[start]

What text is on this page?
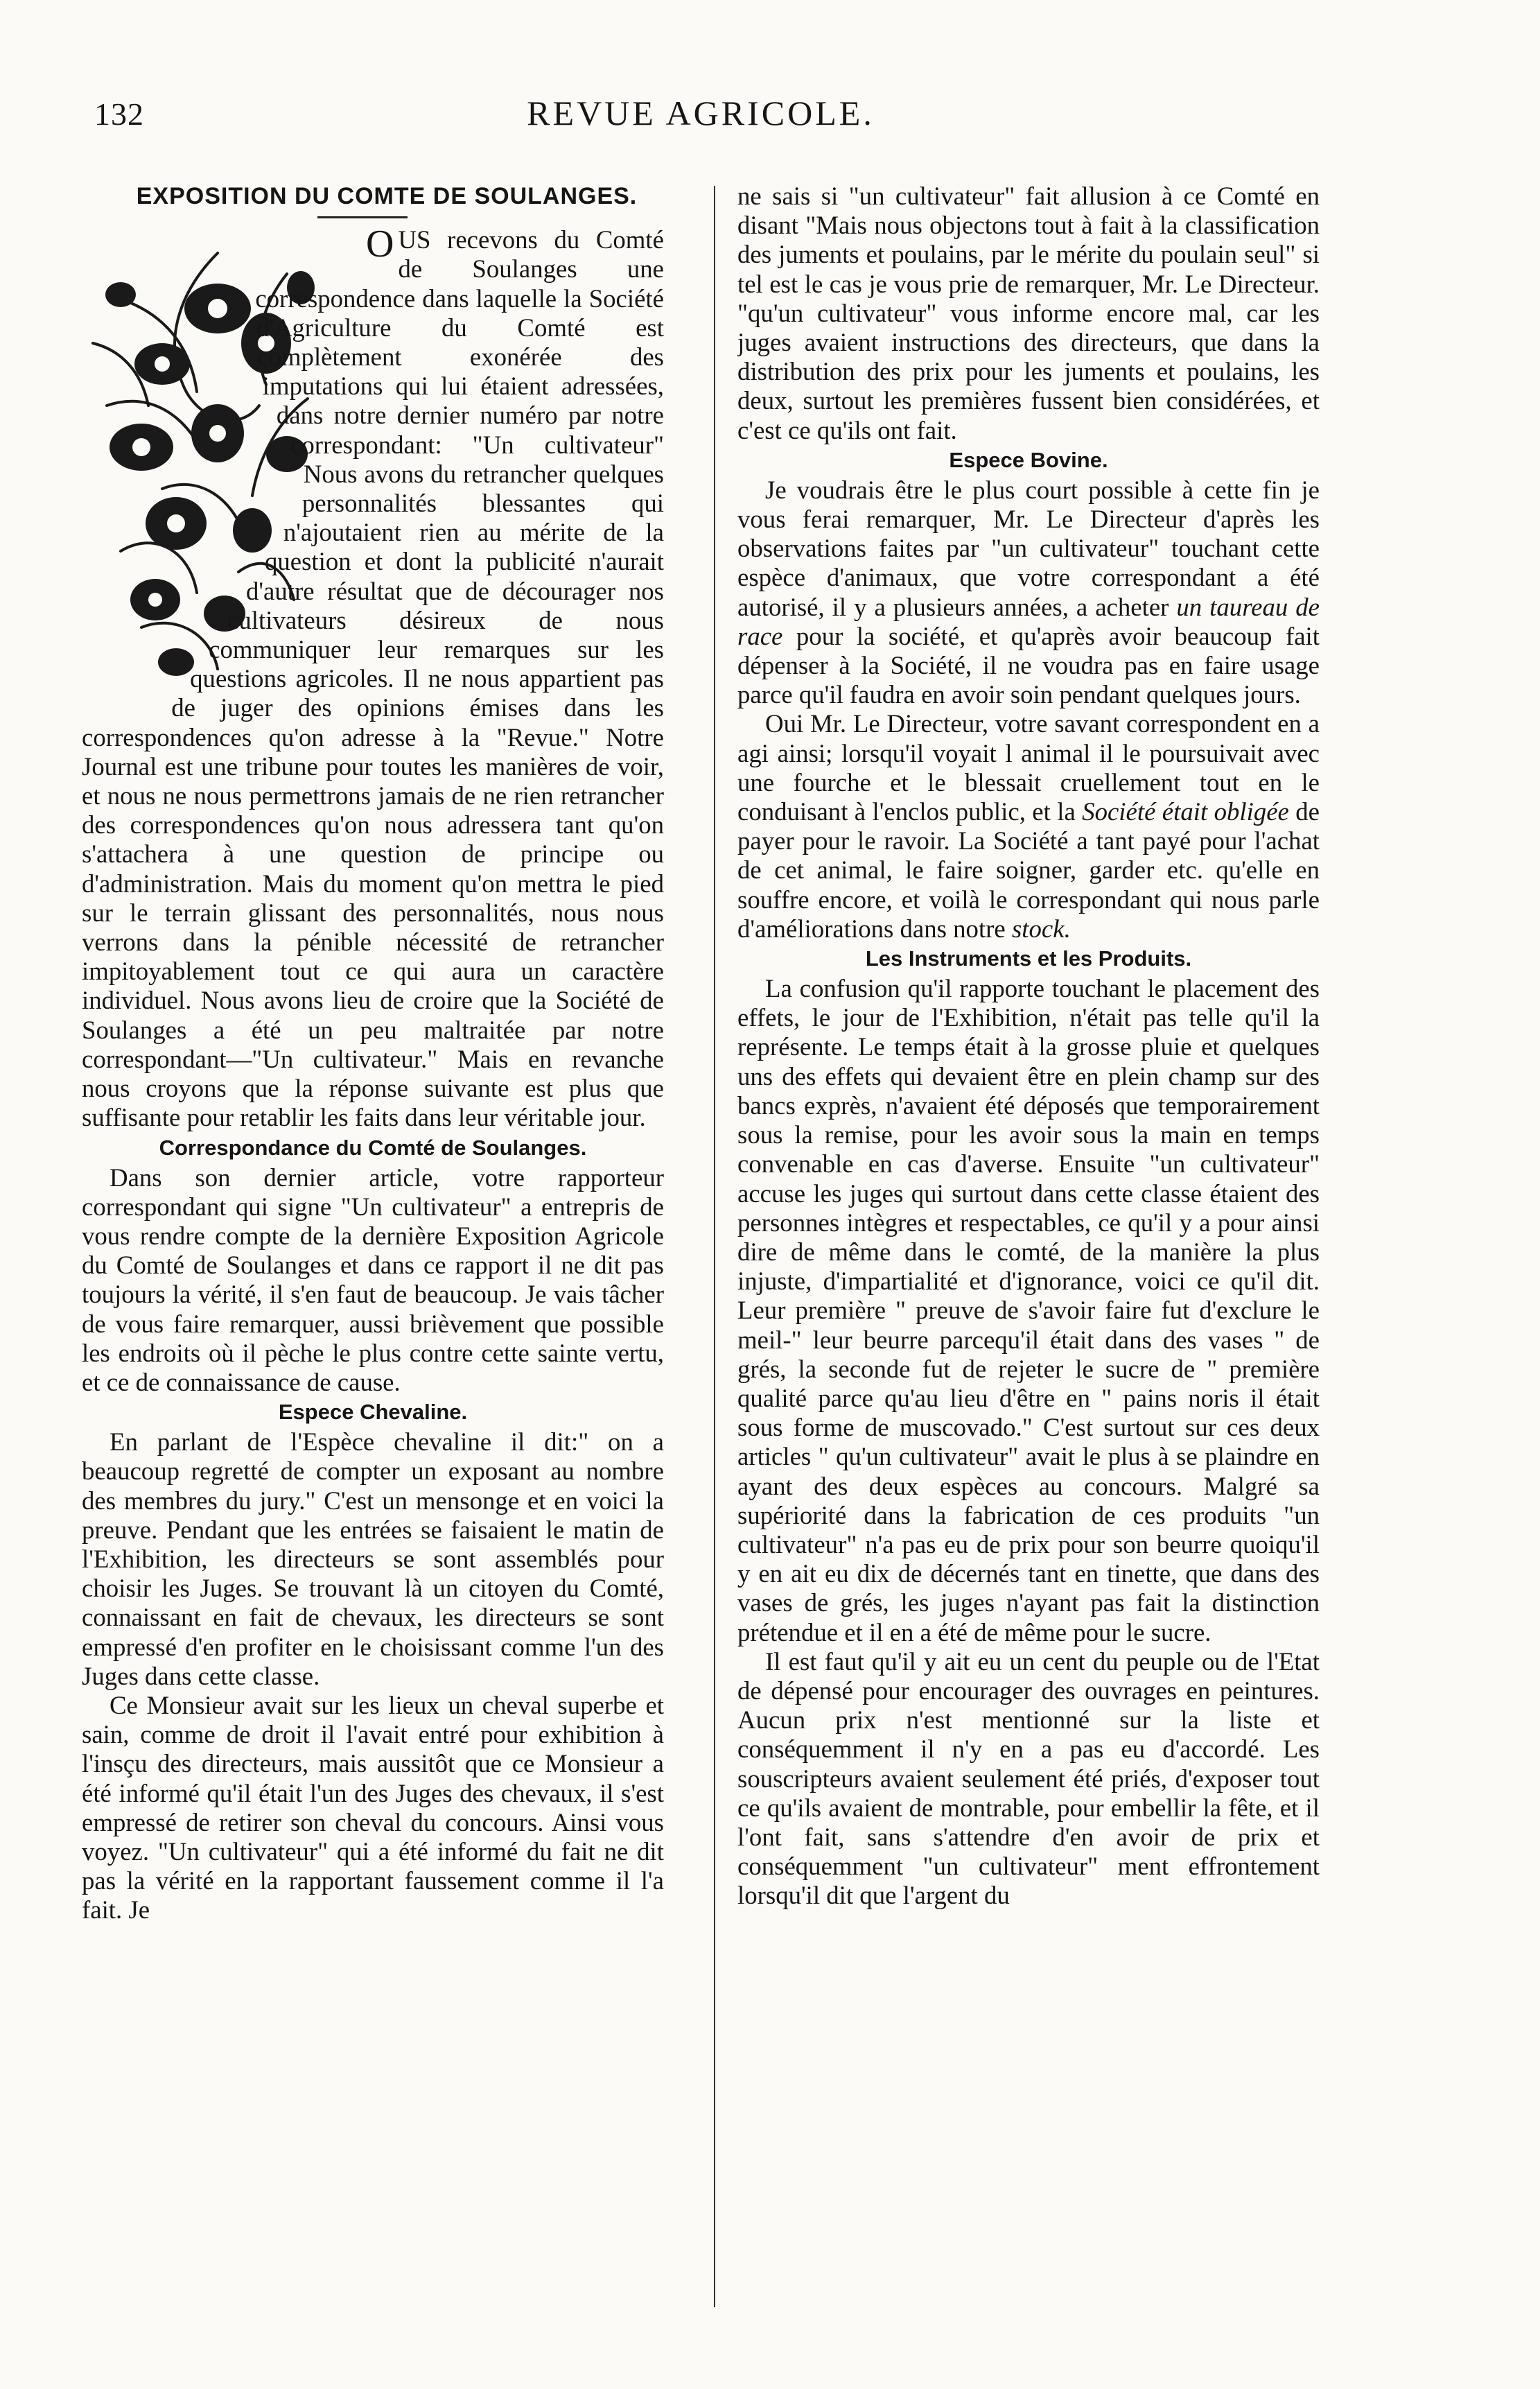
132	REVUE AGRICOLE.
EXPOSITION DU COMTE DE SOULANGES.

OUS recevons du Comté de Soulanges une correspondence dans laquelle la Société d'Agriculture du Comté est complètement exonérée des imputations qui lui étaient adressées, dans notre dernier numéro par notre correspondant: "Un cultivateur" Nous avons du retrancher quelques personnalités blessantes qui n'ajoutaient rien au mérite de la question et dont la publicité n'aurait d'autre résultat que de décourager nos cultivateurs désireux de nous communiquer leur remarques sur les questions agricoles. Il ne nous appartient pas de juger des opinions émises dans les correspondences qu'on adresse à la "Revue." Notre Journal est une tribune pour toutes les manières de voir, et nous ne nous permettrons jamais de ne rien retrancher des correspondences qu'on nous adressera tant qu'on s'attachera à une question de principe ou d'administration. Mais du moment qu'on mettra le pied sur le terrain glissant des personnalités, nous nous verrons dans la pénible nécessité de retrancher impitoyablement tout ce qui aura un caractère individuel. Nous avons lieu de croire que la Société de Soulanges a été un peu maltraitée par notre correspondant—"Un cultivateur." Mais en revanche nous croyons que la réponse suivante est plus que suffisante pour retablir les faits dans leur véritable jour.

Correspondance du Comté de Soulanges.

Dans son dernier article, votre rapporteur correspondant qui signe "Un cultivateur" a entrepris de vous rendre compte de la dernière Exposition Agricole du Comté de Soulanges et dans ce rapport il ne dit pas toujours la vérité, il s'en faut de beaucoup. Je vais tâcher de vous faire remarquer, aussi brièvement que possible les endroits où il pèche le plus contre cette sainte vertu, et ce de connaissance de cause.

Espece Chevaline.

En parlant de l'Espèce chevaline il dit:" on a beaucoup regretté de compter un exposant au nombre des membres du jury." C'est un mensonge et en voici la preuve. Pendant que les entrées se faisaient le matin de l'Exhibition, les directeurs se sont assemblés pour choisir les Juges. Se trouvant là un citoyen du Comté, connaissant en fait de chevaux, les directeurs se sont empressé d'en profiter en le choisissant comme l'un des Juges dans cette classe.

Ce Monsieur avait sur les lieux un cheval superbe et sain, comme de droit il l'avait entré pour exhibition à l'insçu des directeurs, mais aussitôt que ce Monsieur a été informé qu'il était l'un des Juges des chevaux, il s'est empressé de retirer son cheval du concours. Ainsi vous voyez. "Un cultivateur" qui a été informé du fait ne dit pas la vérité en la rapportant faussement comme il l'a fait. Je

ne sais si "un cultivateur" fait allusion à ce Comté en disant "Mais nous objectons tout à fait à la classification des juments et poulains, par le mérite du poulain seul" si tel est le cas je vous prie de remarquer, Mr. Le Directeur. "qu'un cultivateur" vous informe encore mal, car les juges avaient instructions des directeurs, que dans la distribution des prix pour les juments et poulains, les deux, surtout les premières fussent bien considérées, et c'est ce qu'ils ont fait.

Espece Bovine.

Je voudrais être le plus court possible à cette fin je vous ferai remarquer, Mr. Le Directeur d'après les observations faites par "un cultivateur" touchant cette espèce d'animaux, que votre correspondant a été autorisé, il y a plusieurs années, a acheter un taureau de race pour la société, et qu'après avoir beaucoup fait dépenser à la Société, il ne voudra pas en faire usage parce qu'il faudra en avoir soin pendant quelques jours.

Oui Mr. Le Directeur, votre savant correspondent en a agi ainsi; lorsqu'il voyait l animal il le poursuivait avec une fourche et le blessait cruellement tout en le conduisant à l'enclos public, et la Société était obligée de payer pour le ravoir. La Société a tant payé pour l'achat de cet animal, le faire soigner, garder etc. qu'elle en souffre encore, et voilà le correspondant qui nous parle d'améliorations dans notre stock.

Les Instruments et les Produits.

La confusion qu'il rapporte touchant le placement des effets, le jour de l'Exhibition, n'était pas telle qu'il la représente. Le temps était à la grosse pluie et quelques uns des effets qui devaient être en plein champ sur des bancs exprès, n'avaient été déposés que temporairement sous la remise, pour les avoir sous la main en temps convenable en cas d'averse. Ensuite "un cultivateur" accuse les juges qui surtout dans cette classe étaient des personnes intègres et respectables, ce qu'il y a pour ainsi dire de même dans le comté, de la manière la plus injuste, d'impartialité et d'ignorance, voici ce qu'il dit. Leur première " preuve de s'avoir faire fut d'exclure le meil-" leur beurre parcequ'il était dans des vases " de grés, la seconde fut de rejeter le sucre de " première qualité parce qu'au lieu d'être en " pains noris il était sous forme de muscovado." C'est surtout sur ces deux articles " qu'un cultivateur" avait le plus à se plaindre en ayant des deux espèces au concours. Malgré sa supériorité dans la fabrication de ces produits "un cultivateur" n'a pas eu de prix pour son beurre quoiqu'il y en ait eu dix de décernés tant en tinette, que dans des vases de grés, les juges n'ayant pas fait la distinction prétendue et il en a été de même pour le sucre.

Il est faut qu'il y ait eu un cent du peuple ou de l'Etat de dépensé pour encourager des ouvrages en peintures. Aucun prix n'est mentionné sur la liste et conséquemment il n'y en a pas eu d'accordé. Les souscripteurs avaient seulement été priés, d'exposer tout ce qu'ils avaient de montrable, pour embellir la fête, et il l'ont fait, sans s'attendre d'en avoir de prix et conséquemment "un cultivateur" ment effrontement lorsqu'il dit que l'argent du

[end]
[start]

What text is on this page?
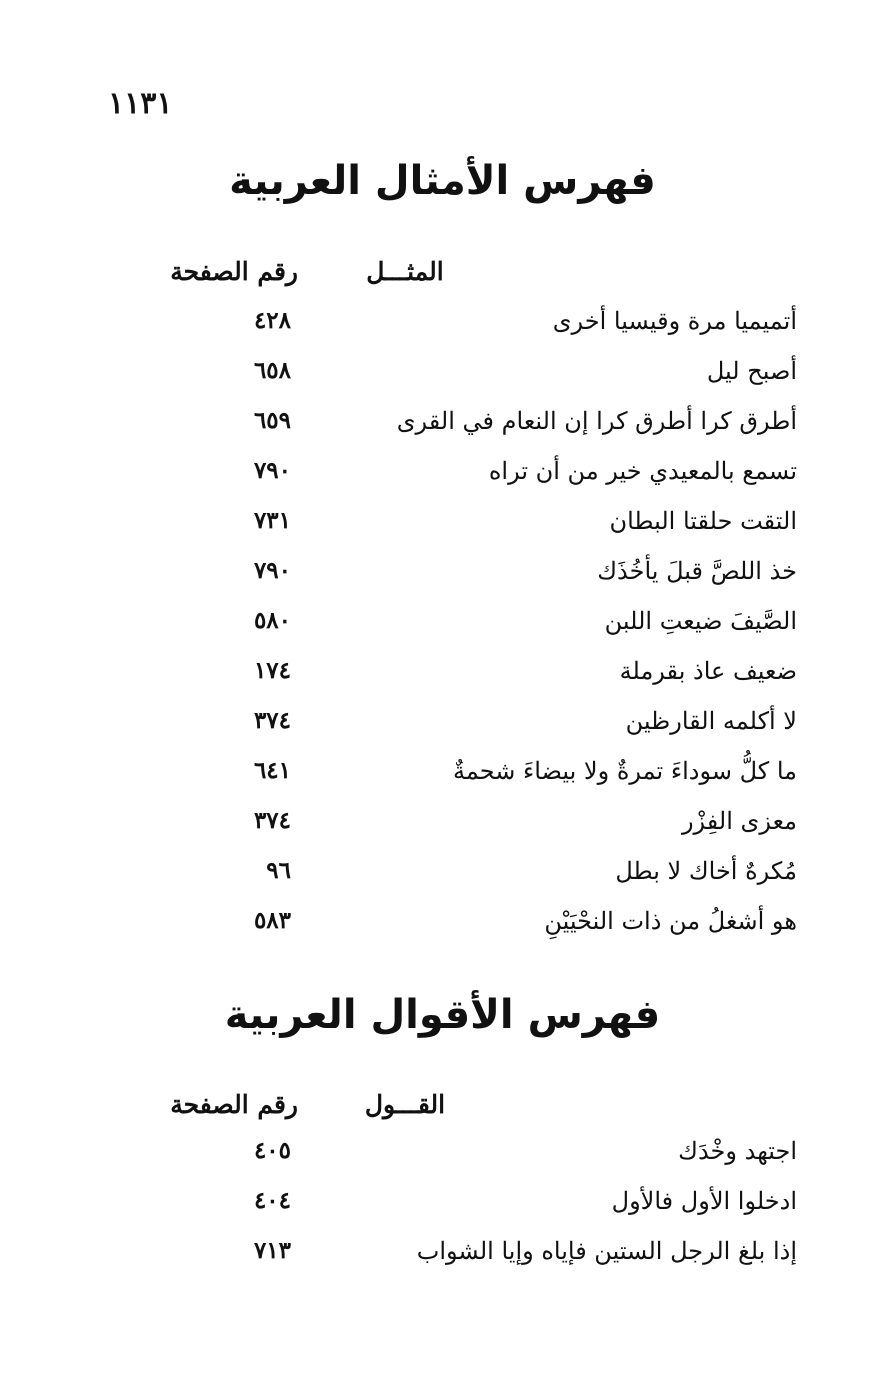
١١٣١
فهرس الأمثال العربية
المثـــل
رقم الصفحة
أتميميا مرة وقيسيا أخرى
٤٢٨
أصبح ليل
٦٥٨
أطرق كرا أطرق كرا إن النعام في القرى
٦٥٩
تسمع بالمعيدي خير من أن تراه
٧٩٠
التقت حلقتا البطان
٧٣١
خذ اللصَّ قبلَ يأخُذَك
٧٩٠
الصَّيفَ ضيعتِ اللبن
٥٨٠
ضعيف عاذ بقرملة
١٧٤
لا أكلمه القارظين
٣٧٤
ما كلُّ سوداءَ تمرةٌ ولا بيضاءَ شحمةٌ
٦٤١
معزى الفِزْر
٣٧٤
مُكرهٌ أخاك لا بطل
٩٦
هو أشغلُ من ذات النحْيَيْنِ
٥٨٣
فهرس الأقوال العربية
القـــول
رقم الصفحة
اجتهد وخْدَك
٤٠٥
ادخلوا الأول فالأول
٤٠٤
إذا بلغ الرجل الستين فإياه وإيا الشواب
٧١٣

[end]

**EXERCISE OBJECTIVE:**
Among the records above, how many lines carry the string "faut"? Reply with the number alone.

**FULL OUTPUT:**
2